Stored items:

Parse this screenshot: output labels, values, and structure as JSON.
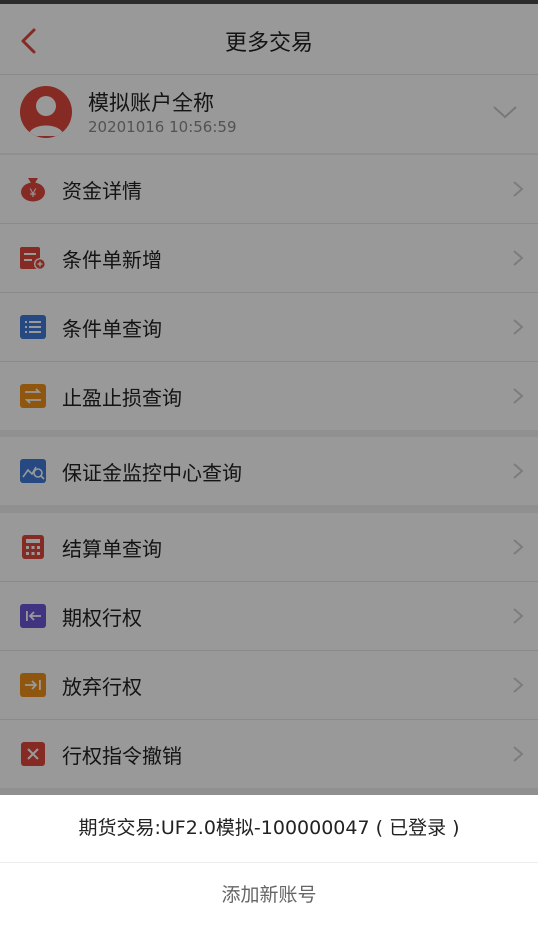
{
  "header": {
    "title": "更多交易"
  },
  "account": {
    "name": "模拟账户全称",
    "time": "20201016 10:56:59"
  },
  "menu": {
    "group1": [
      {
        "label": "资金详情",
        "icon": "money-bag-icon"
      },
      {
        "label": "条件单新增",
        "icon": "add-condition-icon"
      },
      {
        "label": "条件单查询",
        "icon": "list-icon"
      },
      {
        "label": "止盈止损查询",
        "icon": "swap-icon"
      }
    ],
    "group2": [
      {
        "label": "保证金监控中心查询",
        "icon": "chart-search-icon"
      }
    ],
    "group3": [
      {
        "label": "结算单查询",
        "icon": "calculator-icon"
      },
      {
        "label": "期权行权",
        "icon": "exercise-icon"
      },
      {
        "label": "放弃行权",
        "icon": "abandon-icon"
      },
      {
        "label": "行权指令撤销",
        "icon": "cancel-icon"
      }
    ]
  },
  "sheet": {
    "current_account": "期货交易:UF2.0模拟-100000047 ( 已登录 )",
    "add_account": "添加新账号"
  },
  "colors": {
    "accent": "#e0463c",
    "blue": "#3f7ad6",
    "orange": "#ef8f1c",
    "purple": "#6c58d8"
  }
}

▶ _What the exercise asks_
Return the full material word for word. Do not include the pictures.

▶ _Answer_
Parse this screenshot: output labels, values, and structure as JSON.
{
  "header": {
    "title": "更多交易"
  },
  "account": {
    "name": "模拟账户全称",
    "time": "20201016 10:56:59"
  },
  "menu": {
    "group1": [
      {
        "label": "资金详情",
        "icon": "money-bag-icon"
      },
      {
        "label": "条件单新增",
        "icon": "add-condition-icon"
      },
      {
        "label": "条件单查询",
        "icon": "list-icon"
      },
      {
        "label": "止盈止损查询",
        "icon": "swap-icon"
      }
    ],
    "group2": [
      {
        "label": "保证金监控中心查询",
        "icon": "chart-search-icon"
      }
    ],
    "group3": [
      {
        "label": "结算单查询",
        "icon": "calculator-icon"
      },
      {
        "label": "期权行权",
        "icon": "exercise-icon"
      },
      {
        "label": "放弃行权",
        "icon": "abandon-icon"
      },
      {
        "label": "行权指令撤销",
        "icon": "cancel-icon"
      }
    ]
  },
  "sheet": {
    "current_account": "期货交易:UF2.0模拟-100000047 ( 已登录 )",
    "add_account": "添加新账号"
  },
  "colors": {
    "accent": "#e0463c",
    "blue": "#3f7ad6",
    "orange": "#ef8f1c",
    "purple": "#6c58d8"
  }
}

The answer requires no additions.